Stored records:
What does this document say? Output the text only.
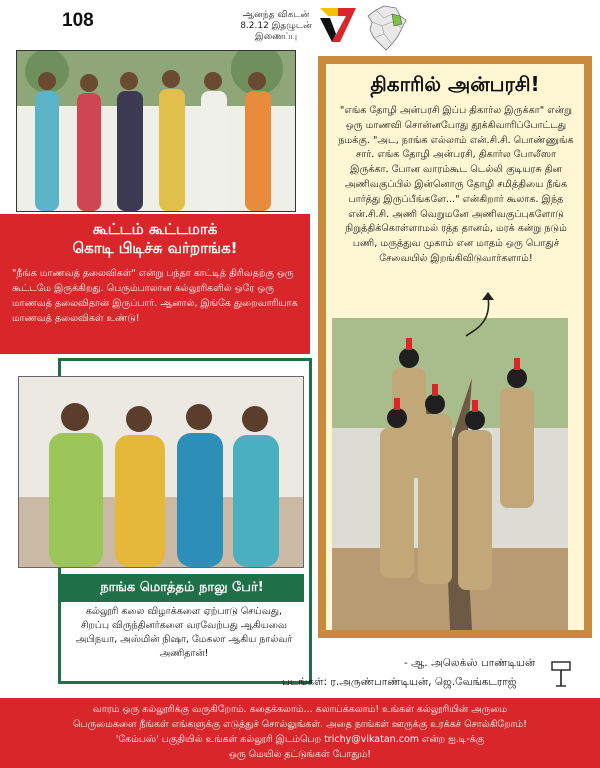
108	ஆனந்த விகடன்
8.2.12 இதழுடன்
இணைப்பு
கூட்டம் கூட்டமாக்
கொடி பிடிச்சு வர்றாங்க!
"நீங்க மாணவத் தலைவிகள்" என்று பந்தா காட்டித் திரிவதற்கு ஒரு கூட்டமே இருக்கிறது. பெரும்பாலான கல்லூரிகளில் ஒரே ஒரு மாணவத் தலைவிதான் இருப்பார். ஆனால், இங்கே துறைவாரியாக மாணவத் தலைவிகள் உண்டு!
நாங்க மொத்தம் நாலு பேர்!
கல்லூரி கலை விழாக்களை ஏற்பாடு செய்வது, சிறப்பு விருந்தினர்களை வரவேற்பது ஆகியவை அபிநயா, அஸ்மின் நிஷா, மேகலா ஆகிய நால்வர் அணிதான்!
திகாரில் அன்பரசி!
"எங்க தோழி அன்பரசி இப்ப திகார்ல இருக்கா" என்று ஒரு மாணவி சொன்னபோது தூக்கிவாரிப்போட்டது நமக்கு. "அட, நாங்க எல்லாம் என்.சி.சி. பொண்ணுங்க சார். எங்க தோழி அன்பரசி, திகார்ல போலீஸா இருக்கா. போன வாரம்கூட டெல்லி குடியரசு தின அணிவகுப்பில் இன்னொரு தோழி சமித்தியை நீங்க பார்த்து இருப்பீங்களே..." என்கிறார் கூலாக. இந்த என்.சி.சி. அணி வெறுமனே அணிவகுப்புகளோடு நிறுத்திக்கொள்ளாமல் ரத்த தானம், மரக் கன்று நடும் பணி, மருத்துவ முகாம் என மாதம் ஒரு பொதுச் சேவையில் இறங்கிவிடுவார்களாம்!
- ஆ. அலெக்ஸ் பாண்டியன்
படங்கள்: ர.அருண்பாண்டியன், ஜெ.வேங்கடராஜ்
வாரம் ஒரு கல்லூரிக்கு வருகிறோம். கதைக்கலாம்... கலாய்க்கலாம்! உங்கள் கல்லூரியின் அருமை
பெருமைகளை நீங்கள் எங்களுக்கு எடுத்துச் சொல்லுங்கள். அதை நாங்கள் ஊருக்கு உரக்கச் சொல்கிறோம்!
'கேம்பஸ்' பகுதியில் உங்கள் கல்லூரி இடம்பெற trichy@vikatan.com என்ற ஐ.டி-க்கு
ஒரு மெயில் தட்டுங்கள் போதும்!
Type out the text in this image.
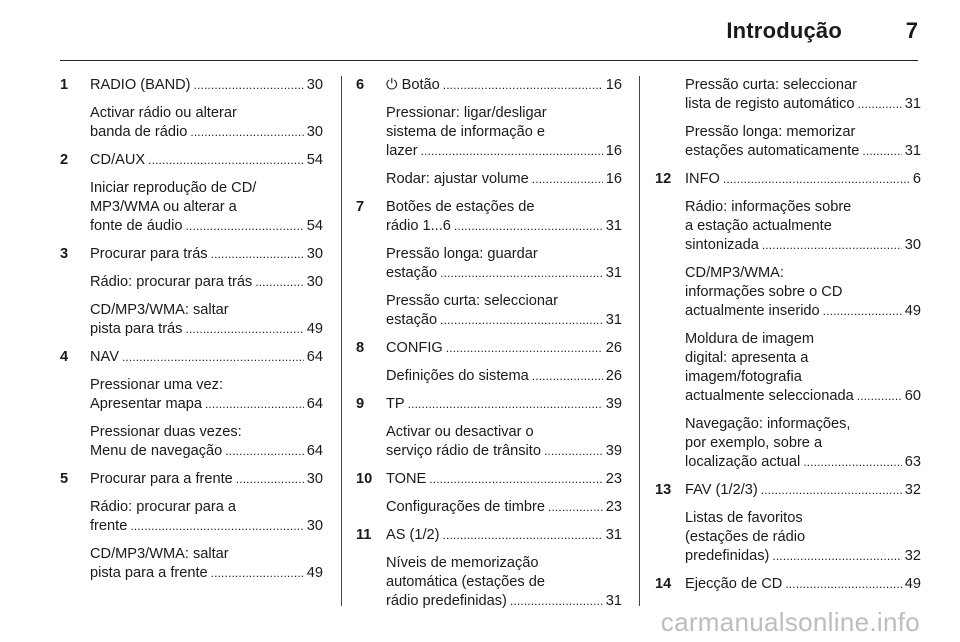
Introdução	7
1 RADIO (BAND) . . .	30
Activar rádio ou alterar
banda de rádio . . .	30
2 CD/AUX . . .	54
Iniciar reprodução de CD/
MP3/WMA ou alterar a
fonte de áudio . . .	54
3 Procurar para trás . . .	30
Rádio: procurar para trás . . .	30
CD/MP3/WMA: saltar
pista para trás . . .	49
4 NAV . . .	64
Pressionar uma vez:
Apresentar mapa . . .	64
Pressionar duas vezes:
Menu de navegação . . .	64
5 Procurar para a frente . . .	30
Rádio: procurar para a
frente . . .	30
CD/MP3/WMA: saltar
pista para a frente . . .	49
6 ⏻ Botão . . .	16
Pressionar: ligar/desligar
sistema de informação e
lazer . . .	16
Rodar: ajustar volume . . .	16
7 Botões de estações de
rádio 1...6 . . .	31
Pressão longa: guardar
estação . . .	31
Pressão curta: seleccionar
estação . . .	31
8 CONFIG . . .	26
Definições do sistema . . .	26
9 TP . . .	39
Activar ou desactivar o
serviço rádio de trânsito . . .	39
10 TONE . . .	23
Configurações de timbre . . .	23
11 AS (1/2) . . .	31
Níveis de memorização
automática (estações de
rádio predefinidas) . . .	31
Pressão curta: seleccionar
lista de registo automático . . .	31
Pressão longa: memorizar
estações automaticamente . . .	31
12 INFO . . .	6
Rádio: informações sobre
a estação actualmente
sintonizada . . .	30
CD/MP3/WMA:
informações sobre o CD
actualmente inserido . . .	49
Moldura de imagem
digital: apresenta a
imagem/fotografia
actualmente seleccionada . . .	60
Navegação: informações,
por exemplo, sobre a
localização actual . . .	63
13 FAV (1/2/3) . . .	32
Listas de favoritos
(estações de rádio
predefinidas) . . .	32
14 Ejecção de CD . . .	49
carmanualsonline.info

*Challenge*. List each line holding the string "para".

*Exercise solution*.
3 Procurar para trás . . .	30
Rádio: procurar para trás . . .	30
pista para trás . . .	49
5 Procurar para a frente . . .	30
Rádio: procurar para a
pista para a frente . . .	49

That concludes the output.